Repeat the records exactly. Every line must match.

» **Items from a figure collection**
○ ○ ○ ○ ○ ○ ○
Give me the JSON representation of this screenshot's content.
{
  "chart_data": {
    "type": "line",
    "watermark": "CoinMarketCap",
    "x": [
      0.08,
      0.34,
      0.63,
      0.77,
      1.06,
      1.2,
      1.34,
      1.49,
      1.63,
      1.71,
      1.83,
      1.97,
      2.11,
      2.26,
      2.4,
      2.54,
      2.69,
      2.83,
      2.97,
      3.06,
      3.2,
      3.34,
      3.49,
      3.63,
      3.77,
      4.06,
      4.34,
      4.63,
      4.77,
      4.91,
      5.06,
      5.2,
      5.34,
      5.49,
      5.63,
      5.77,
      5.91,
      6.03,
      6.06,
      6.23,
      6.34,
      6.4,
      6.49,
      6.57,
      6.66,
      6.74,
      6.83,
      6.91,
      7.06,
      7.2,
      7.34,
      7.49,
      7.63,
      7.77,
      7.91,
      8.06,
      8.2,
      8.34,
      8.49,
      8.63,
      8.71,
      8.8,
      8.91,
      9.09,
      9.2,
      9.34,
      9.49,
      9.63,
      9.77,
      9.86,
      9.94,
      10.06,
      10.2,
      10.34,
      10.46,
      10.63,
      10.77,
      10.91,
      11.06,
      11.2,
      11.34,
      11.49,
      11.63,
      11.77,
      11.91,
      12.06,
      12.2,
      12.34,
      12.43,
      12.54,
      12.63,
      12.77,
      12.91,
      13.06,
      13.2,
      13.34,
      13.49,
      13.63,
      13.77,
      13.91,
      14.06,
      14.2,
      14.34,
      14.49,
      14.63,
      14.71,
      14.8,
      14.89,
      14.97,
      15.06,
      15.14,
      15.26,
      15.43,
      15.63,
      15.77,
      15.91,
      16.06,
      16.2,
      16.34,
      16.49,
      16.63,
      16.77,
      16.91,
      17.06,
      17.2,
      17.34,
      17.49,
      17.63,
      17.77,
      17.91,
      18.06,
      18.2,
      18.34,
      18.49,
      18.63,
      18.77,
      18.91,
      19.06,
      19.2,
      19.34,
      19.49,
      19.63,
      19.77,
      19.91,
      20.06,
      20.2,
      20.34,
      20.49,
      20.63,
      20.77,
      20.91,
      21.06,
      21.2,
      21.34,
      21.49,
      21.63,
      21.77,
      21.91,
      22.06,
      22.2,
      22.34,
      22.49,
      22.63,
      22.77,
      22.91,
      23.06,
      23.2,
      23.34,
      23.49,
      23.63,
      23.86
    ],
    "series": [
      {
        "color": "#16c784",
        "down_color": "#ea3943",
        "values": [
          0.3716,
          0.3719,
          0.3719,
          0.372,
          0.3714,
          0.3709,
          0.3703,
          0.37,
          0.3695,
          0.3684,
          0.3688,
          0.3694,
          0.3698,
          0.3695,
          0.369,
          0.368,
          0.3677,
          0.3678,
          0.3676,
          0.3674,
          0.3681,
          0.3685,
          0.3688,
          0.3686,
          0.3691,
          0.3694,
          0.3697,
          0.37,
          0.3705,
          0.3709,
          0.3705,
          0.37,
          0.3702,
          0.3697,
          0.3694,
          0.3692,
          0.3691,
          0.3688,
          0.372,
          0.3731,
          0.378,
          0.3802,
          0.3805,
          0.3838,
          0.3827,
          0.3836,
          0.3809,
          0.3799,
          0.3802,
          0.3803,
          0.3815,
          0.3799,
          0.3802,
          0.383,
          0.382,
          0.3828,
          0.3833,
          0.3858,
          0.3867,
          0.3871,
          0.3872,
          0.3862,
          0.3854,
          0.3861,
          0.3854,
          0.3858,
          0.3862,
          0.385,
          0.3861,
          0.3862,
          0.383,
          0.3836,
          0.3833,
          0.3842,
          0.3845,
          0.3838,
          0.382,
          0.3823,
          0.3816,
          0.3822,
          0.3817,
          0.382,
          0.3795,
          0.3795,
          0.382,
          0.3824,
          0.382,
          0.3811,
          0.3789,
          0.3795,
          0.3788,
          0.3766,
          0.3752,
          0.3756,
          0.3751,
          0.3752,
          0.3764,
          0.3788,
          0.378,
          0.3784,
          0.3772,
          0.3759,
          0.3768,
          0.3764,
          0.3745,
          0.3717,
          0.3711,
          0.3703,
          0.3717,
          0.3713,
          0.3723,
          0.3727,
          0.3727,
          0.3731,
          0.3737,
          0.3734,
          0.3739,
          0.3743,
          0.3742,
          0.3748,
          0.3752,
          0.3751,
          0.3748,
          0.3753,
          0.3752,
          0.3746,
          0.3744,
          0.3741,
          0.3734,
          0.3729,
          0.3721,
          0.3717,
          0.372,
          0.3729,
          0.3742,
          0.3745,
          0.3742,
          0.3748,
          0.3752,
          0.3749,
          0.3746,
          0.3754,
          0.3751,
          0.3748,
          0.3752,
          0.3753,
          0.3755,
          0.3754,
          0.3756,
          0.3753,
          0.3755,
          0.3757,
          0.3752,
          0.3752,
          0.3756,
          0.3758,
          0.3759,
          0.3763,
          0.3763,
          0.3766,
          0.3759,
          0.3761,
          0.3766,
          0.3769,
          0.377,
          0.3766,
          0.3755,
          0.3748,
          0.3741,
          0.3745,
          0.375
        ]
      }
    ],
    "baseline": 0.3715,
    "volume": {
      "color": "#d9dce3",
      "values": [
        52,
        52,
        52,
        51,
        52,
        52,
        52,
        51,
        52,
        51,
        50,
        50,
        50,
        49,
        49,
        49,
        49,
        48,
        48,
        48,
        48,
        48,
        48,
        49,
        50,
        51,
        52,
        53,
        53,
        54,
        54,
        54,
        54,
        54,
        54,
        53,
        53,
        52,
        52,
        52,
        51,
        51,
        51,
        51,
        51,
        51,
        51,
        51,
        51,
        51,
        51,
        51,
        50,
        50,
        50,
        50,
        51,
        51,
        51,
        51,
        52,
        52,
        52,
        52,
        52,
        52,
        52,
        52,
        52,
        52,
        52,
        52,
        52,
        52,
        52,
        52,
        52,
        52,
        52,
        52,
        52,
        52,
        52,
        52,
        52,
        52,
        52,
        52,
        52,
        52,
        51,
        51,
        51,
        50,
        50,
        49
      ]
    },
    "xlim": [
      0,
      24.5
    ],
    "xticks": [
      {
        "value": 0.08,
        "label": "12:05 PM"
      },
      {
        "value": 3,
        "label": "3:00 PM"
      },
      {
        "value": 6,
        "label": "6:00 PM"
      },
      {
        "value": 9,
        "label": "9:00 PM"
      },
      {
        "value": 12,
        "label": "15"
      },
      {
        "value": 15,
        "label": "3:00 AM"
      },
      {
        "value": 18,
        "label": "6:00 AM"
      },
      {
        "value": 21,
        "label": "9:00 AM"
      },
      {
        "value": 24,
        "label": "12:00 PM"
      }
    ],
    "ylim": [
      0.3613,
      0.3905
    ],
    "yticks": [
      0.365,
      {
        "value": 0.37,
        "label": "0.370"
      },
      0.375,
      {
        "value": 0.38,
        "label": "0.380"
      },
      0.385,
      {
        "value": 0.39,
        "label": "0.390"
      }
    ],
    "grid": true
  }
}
○ ○ ○ ○ ○ ○ ○
» **RESULT**
Give me the JSON representation of this screenshot's content.
{
  "chart_data": {
    "type": "line",
    "watermark": "CoinMarketCap",
    "x": [
      0.08,
      0.34,
      0.63,
      0.77,
      1.06,
      1.2,
      1.34,
      1.49,
      1.63,
      1.71,
      1.83,
      1.97,
      2.11,
      2.26,
      2.4,
      2.54,
      2.69,
      2.83,
      2.97,
      3.06,
      3.2,
      3.34,
      3.49,
      3.63,
      3.77,
      4.06,
      4.34,
      4.63,
      4.77,
      4.91,
      5.06,
      5.2,
      5.34,
      5.49,
      5.63,
      5.77,
      5.91,
      6.03,
      6.06,
      6.23,
      6.34,
      6.4,
      6.49,
      6.57,
      6.66,
      6.74,
      6.83,
      6.91,
      7.06,
      7.2,
      7.34,
      7.49,
      7.63,
      7.77,
      7.91,
      8.06,
      8.2,
      8.34,
      8.49,
      8.63,
      8.71,
      8.8,
      8.91,
      9.09,
      9.2,
      9.34,
      9.49,
      9.63,
      9.77,
      9.86,
      9.94,
      10.06,
      10.2,
      10.34,
      10.46,
      10.63,
      10.77,
      10.91,
      11.06,
      11.2,
      11.34,
      11.49,
      11.63,
      11.77,
      11.91,
      12.06,
      12.2,
      12.34,
      12.43,
      12.54,
      12.63,
      12.77,
      12.91,
      13.06,
      13.2,
      13.34,
      13.49,
      13.63,
      13.77,
      13.91,
      14.06,
      14.2,
      14.34,
      14.49,
      14.63,
      14.71,
      14.8,
      14.89,
      14.97,
      15.06,
      15.14,
      15.26,
      15.43,
      15.63,
      15.77,
      15.91,
      16.06,
      16.2,
      16.34,
      16.49,
      16.63,
      16.77,
      16.91,
      17.06,
      17.2,
      17.34,
      17.49,
      17.63,
      17.77,
      17.91,
      18.06,
      18.2,
      18.34,
      18.49,
      18.63,
      18.77,
      18.91,
      19.06,
      19.2,
      19.34,
      19.49,
      19.63,
      19.77,
      19.91,
      20.06,
      20.2,
      20.34,
      20.49,
      20.63,
      20.77,
      20.91,
      21.06,
      21.2,
      21.34,
      21.49,
      21.63,
      21.77,
      21.91,
      22.06,
      22.2,
      22.34,
      22.49,
      22.63,
      22.77,
      22.91,
      23.06,
      23.2,
      23.34,
      23.49,
      23.63,
      23.86
    ],
    "series": [
      {
        "color": "#16c784",
        "down_color": "#ea3943",
        "values": [
          0.3716,
          0.3719,
          0.3719,
          0.372,
          0.3714,
          0.3709,
          0.3703,
          0.37,
          0.3695,
          0.3684,
          0.3688,
          0.3694,
          0.3698,
          0.3695,
          0.369,
          0.368,
          0.3677,
          0.3678,
          0.3676,
          0.3674,
          0.3681,
          0.3685,
          0.3688,
          0.3686,
          0.3691,
          0.3694,
          0.3697,
          0.37,
          0.3705,
          0.3709,
          0.3705,
          0.37,
          0.3702,
          0.3697,
          0.3694,
          0.3692,
          0.3691,
          0.3688,
          0.372,
          0.3731,
          0.378,
          0.3802,
          0.3805,
          0.3838,
          0.3827,
          0.3836,
          0.3809,
          0.3799,
          0.3802,
          0.3803,
          0.3815,
          0.3799,
          0.3802,
          0.383,
          0.382,
          0.3828,
          0.3833,
          0.3858,
          0.3867,
          0.3871,
          0.3872,
          0.3862,
          0.3854,
          0.3861,
          0.3854,
          0.3858,
          0.3862,
          0.385,
          0.3861,
          0.3862,
          0.383,
          0.3836,
          0.3833,
          0.3842,
          0.3845,
          0.3838,
          0.382,
          0.3823,
          0.3816,
          0.3822,
          0.3817,
          0.382,
          0.3795,
          0.3795,
          0.382,
          0.3824,
          0.382,
          0.3811,
          0.3789,
          0.3795,
          0.3788,
          0.3766,
          0.3752,
          0.3756,
          0.3751,
          0.3752,
          0.3764,
          0.3788,
          0.378,
          0.3784,
          0.3772,
          0.3759,
          0.3768,
          0.3764,
          0.3745,
          0.3717,
          0.3711,
          0.3703,
          0.3717,
          0.3713,
          0.3723,
          0.3727,
          0.3727,
          0.3731,
          0.3737,
          0.3734,
          0.3739,
          0.3743,
          0.3742,
          0.3748,
          0.3752,
          0.3751,
          0.3748,
          0.3753,
          0.3752,
          0.3746,
          0.3744,
          0.3741,
          0.3734,
          0.3729,
          0.3721,
          0.3717,
          0.372,
          0.3729,
          0.3742,
          0.3745,
          0.3742,
          0.3748,
          0.3752,
          0.3749,
          0.3746,
          0.3754,
          0.3751,
          0.3748,
          0.3752,
          0.3753,
          0.3755,
          0.3754,
          0.3756,
          0.3753,
          0.3755,
          0.3757,
          0.3752,
          0.3752,
          0.3756,
          0.3758,
          0.3759,
          0.3763,
          0.3763,
          0.3766,
          0.3759,
          0.3761,
          0.3766,
          0.3769,
          0.377,
          0.3766,
          0.3755,
          0.3748,
          0.3741,
          0.3745,
          0.375
        ]
      }
    ],
    "baseline": 0.3715,
    "volume": {
      "color": "#d9dce3",
      "values": [
        52,
        52,
        52,
        51,
        52,
        52,
        52,
        51,
        52,
        51,
        50,
        50,
        50,
        49,
        49,
        49,
        49,
        48,
        48,
        48,
        48,
        48,
        48,
        49,
        50,
        51,
        52,
        53,
        53,
        54,
        54,
        54,
        54,
        54,
        54,
        53,
        53,
        52,
        52,
        52,
        51,
        51,
        51,
        51,
        51,
        51,
        51,
        51,
        51,
        51,
        51,
        51,
        50,
        50,
        50,
        50,
        51,
        51,
        51,
        51,
        52,
        52,
        52,
        52,
        52,
        52,
        52,
        52,
        52,
        52,
        52,
        52,
        52,
        52,
        52,
        52,
        52,
        52,
        52,
        52,
        52,
        52,
        52,
        52,
        52,
        52,
        52,
        52,
        52,
        52,
        51,
        51,
        51,
        50,
        50,
        49
      ]
    },
    "xlim": [
      0,
      24.5
    ],
    "xticks": [
      {
        "value": 0.08,
        "label": "12:05 PM"
      },
      {
        "value": 3,
        "label": "3:00 PM"
      },
      {
        "value": 6,
        "label": "6:00 PM"
      },
      {
        "value": 9,
        "label": "9:00 PM"
      },
      {
        "value": 12,
        "label": "15"
      },
      {
        "value": 15,
        "label": "3:00 AM"
      },
      {
        "value": 18,
        "label": "6:00 AM"
      },
      {
        "value": 21,
        "label": "9:00 AM"
      },
      {
        "value": 24,
        "label": "12:00 PM"
      }
    ],
    "ylim": [
      0.3613,
      0.3905
    ],
    "yticks": [
      0.365,
      {
        "value": 0.37,
        "label": "0.370"
      },
      0.375,
      {
        "value": 0.38,
        "label": "0.380"
      },
      0.385,
      {
        "value": 0.39,
        "label": "0.390"
      }
    ],
    "grid": true
  }
}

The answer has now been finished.